§ Written task: Quote all of the entries word for word.

Start of Data to use

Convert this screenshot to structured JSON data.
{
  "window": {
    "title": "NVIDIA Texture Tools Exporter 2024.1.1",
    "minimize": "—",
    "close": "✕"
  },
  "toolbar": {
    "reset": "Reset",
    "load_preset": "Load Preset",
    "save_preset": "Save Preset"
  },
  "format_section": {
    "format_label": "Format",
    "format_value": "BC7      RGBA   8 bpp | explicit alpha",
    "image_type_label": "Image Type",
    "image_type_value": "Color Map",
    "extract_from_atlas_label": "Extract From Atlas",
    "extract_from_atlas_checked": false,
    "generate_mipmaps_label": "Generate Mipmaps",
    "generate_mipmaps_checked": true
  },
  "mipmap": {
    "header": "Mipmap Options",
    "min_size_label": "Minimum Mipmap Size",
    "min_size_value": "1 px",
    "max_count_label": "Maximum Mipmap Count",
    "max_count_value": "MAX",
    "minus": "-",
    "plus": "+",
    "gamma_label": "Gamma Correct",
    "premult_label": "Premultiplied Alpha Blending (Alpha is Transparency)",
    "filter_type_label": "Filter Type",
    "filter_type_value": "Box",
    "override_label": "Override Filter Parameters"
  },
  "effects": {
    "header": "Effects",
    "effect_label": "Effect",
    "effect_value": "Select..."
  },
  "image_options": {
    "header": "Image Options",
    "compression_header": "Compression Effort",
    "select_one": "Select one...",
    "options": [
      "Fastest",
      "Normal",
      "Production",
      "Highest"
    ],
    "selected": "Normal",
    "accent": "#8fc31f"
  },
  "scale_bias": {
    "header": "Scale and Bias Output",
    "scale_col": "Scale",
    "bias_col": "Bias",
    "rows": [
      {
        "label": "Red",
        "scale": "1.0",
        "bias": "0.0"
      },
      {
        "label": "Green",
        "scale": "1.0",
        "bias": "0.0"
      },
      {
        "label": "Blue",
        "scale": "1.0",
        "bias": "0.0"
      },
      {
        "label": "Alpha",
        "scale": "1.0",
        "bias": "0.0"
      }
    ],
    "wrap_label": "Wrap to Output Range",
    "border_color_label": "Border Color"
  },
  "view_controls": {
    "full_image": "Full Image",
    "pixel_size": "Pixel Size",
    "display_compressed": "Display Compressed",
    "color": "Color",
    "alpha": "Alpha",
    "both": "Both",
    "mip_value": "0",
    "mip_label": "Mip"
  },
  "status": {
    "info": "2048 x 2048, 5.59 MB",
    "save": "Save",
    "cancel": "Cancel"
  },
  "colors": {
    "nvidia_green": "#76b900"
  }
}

End of Data to use

§ Answer to this task:
Convert this screenshot to structured JSON data.
{
  "window": {
    "title": "NVIDIA Texture Tools Exporter 2024.1.1",
    "minimize": "—",
    "close": "✕"
  },
  "toolbar": {
    "reset": "Reset",
    "load_preset": "Load Preset",
    "save_preset": "Save Preset"
  },
  "format_section": {
    "format_label": "Format",
    "format_value": "BC7      RGBA   8 bpp | explicit alpha",
    "image_type_label": "Image Type",
    "image_type_value": "Color Map",
    "extract_from_atlas_label": "Extract From Atlas",
    "extract_from_atlas_checked": false,
    "generate_mipmaps_label": "Generate Mipmaps",
    "generate_mipmaps_checked": true
  },
  "mipmap": {
    "header": "Mipmap Options",
    "min_size_label": "Minimum Mipmap Size",
    "min_size_value": "1 px",
    "max_count_label": "Maximum Mipmap Count",
    "max_count_value": "MAX",
    "minus": "-",
    "plus": "+",
    "gamma_label": "Gamma Correct",
    "premult_label": "Premultiplied Alpha Blending (Alpha is Transparency)",
    "filter_type_label": "Filter Type",
    "filter_type_value": "Box",
    "override_label": "Override Filter Parameters"
  },
  "effects": {
    "header": "Effects",
    "effect_label": "Effect",
    "effect_value": "Select..."
  },
  "image_options": {
    "header": "Image Options",
    "compression_header": "Compression Effort",
    "select_one": "Select one...",
    "options": [
      "Fastest",
      "Normal",
      "Production",
      "Highest"
    ],
    "selected": "Normal",
    "accent": "#8fc31f"
  },
  "scale_bias": {
    "header": "Scale and Bias Output",
    "scale_col": "Scale",
    "bias_col": "Bias",
    "rows": [
      {
        "label": "Red",
        "scale": "1.0",
        "bias": "0.0"
      },
      {
        "label": "Green",
        "scale": "1.0",
        "bias": "0.0"
      },
      {
        "label": "Blue",
        "scale": "1.0",
        "bias": "0.0"
      },
      {
        "label": "Alpha",
        "scale": "1.0",
        "bias": "0.0"
      }
    ],
    "wrap_label": "Wrap to Output Range",
    "border_color_label": "Border Color"
  },
  "view_controls": {
    "full_image": "Full Image",
    "pixel_size": "Pixel Size",
    "display_compressed": "Display Compressed",
    "color": "Color",
    "alpha": "Alpha",
    "both": "Both",
    "mip_value": "0",
    "mip_label": "Mip"
  },
  "status": {
    "info": "2048 x 2048, 5.59 MB",
    "save": "Save",
    "cancel": "Cancel"
  },
  "colors": {
    "nvidia_green": "#76b900"
  }
}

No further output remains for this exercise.